[EXCERPT TO READ — start]

I placed 3 small blocks in my Header Panel region. My goal is to display them side by side. I added the following to my footheme.css to no avail.

#block-views-block-name-block,
#block-views-block-name-block-1,
#block-views-block-name-block-2, {
    float: left;
    width: 280 px;
}

I used inspect element in chrome and verified that my section ids were correct.

please forgive me if this is an elementary solution. I'm new to customizing themes in Drupal.

thanks

CommentFileSizeAuthor
#2 Untitled.png88.12 KBaflores3

Comments

Jeff Burnz’s picture

The CSS has an error, a space between 280 and px, it should be 280px.

Please consider using percentages or media queries to account for mobile/smaller screen widths, locking the width using pixels is not going to look good in mobile/smaller screens.

aflores3’s picture

StatusFileSize
new88.12 KB

Thanks for the reply, Jeff.
I made the changes to the width, but I'm still having the blocks line up on top of each other.

I've attached a screenshot. Maybe you can see if I'm missing something.

Jeff Burnz’s picture

The blocks don't appear to have 280 pixels available to site beside each other, in other words they won't fit at that width, hence why use percentages, smaller heading font size etc.

The actual region-header and #branding are 50%, you could make this split suit you better, say 25/75.

saurabh.dhariwal’s picture

- Please define parent div width.

[EXCERPT TO READ — finish]

▶ **EXERCISE TASKS**
A - Reproduce everything in the Drupal thread from "aflores3’s picture" down to "of each other.".
B - Which CSS selectors appear in the code from the first post of the Drupal thread?
C - Restate the paragraph of the Drupal thread that begins "The blocks don't appear" in one shorter sentence.
Rely only on the thread itself.

[THE DATA — start]

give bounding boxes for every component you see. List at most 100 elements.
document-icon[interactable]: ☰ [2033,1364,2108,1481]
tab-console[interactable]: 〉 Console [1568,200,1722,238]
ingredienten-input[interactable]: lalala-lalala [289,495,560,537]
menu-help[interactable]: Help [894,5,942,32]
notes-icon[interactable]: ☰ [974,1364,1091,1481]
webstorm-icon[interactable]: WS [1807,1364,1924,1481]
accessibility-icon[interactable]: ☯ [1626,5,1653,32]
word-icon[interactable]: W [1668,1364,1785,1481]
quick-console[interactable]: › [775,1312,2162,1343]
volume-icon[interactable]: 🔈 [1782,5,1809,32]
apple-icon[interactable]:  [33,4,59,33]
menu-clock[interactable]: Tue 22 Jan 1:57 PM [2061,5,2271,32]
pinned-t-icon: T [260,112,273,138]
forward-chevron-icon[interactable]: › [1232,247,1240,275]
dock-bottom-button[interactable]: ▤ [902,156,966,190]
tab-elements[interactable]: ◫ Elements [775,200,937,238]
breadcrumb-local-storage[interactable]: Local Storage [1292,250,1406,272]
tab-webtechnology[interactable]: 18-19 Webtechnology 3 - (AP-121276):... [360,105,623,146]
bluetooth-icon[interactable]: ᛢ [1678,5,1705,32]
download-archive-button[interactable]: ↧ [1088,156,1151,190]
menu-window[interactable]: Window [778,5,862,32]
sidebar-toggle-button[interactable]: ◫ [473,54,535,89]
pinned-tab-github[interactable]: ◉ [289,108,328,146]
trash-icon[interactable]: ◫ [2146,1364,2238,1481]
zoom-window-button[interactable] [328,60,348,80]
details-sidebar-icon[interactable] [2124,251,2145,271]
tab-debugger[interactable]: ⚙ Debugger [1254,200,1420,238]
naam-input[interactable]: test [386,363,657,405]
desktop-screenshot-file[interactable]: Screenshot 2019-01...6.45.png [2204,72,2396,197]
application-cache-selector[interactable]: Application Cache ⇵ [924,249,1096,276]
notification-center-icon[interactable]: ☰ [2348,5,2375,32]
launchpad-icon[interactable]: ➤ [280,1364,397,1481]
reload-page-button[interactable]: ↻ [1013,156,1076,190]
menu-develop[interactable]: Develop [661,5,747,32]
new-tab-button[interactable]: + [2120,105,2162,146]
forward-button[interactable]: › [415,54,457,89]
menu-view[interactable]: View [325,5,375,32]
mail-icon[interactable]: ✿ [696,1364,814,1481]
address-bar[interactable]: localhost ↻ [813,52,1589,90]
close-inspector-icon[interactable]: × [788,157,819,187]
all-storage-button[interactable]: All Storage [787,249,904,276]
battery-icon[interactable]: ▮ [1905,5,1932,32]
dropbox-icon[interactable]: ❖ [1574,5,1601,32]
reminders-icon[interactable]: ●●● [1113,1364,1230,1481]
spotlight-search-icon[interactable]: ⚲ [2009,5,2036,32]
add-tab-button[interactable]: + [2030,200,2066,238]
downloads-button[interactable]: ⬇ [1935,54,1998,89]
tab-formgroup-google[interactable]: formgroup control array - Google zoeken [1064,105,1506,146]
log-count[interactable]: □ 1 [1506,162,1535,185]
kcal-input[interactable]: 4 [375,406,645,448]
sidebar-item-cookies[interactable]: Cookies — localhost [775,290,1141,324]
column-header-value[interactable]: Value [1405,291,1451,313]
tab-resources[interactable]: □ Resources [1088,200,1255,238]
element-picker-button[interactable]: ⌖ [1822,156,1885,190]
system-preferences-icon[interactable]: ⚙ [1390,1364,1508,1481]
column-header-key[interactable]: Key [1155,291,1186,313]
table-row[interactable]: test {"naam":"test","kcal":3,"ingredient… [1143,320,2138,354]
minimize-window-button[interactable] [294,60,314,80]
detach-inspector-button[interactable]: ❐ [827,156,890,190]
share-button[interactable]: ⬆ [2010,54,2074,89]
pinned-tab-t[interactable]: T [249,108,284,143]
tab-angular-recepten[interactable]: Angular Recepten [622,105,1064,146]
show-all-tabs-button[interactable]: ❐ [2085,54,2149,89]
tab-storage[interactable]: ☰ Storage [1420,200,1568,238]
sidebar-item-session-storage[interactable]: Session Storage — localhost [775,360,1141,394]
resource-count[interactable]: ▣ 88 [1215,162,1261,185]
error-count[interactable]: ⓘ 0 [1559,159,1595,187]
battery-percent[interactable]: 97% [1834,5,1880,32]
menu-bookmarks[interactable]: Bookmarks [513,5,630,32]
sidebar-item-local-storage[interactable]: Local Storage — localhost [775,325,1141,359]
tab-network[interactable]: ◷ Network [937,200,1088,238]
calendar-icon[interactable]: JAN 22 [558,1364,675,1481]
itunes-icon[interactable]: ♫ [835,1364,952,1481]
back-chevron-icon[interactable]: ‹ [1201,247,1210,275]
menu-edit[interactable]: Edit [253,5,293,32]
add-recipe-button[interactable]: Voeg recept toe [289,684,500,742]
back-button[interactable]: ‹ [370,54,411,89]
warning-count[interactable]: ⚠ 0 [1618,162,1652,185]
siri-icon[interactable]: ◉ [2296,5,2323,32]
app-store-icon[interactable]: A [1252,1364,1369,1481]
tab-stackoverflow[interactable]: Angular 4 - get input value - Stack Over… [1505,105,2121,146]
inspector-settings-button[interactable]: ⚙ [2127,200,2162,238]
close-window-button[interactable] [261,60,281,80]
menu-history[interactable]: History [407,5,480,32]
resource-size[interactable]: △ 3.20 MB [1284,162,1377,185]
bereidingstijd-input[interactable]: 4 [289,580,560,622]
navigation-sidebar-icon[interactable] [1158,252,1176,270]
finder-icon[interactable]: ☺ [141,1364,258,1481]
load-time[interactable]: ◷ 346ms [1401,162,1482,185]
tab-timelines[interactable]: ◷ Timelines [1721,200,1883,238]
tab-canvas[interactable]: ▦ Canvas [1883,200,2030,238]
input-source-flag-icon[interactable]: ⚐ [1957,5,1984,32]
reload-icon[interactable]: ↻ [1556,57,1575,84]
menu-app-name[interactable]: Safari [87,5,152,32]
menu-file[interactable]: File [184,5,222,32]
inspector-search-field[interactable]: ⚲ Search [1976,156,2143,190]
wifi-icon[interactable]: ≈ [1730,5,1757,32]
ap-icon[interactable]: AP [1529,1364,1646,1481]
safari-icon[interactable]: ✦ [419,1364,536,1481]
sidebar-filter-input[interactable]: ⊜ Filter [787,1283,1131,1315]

[THE DATA — finish]

▶ **SOLUTIONS BELOW**
A -
aflores3’s picture

StatusFileSize
new88.12 KB

Thanks for the reply, Jeff.
I made the changes to the width, but I'm still having the blocks line up on top of each other.

B -
#block-views-block-name-block
#block-views-block-name-block-1
#block-views-block-name-block-2

C - The blocks don't have room to sit side by side at 280 pixels each, so percentages or a smaller heading font size would help.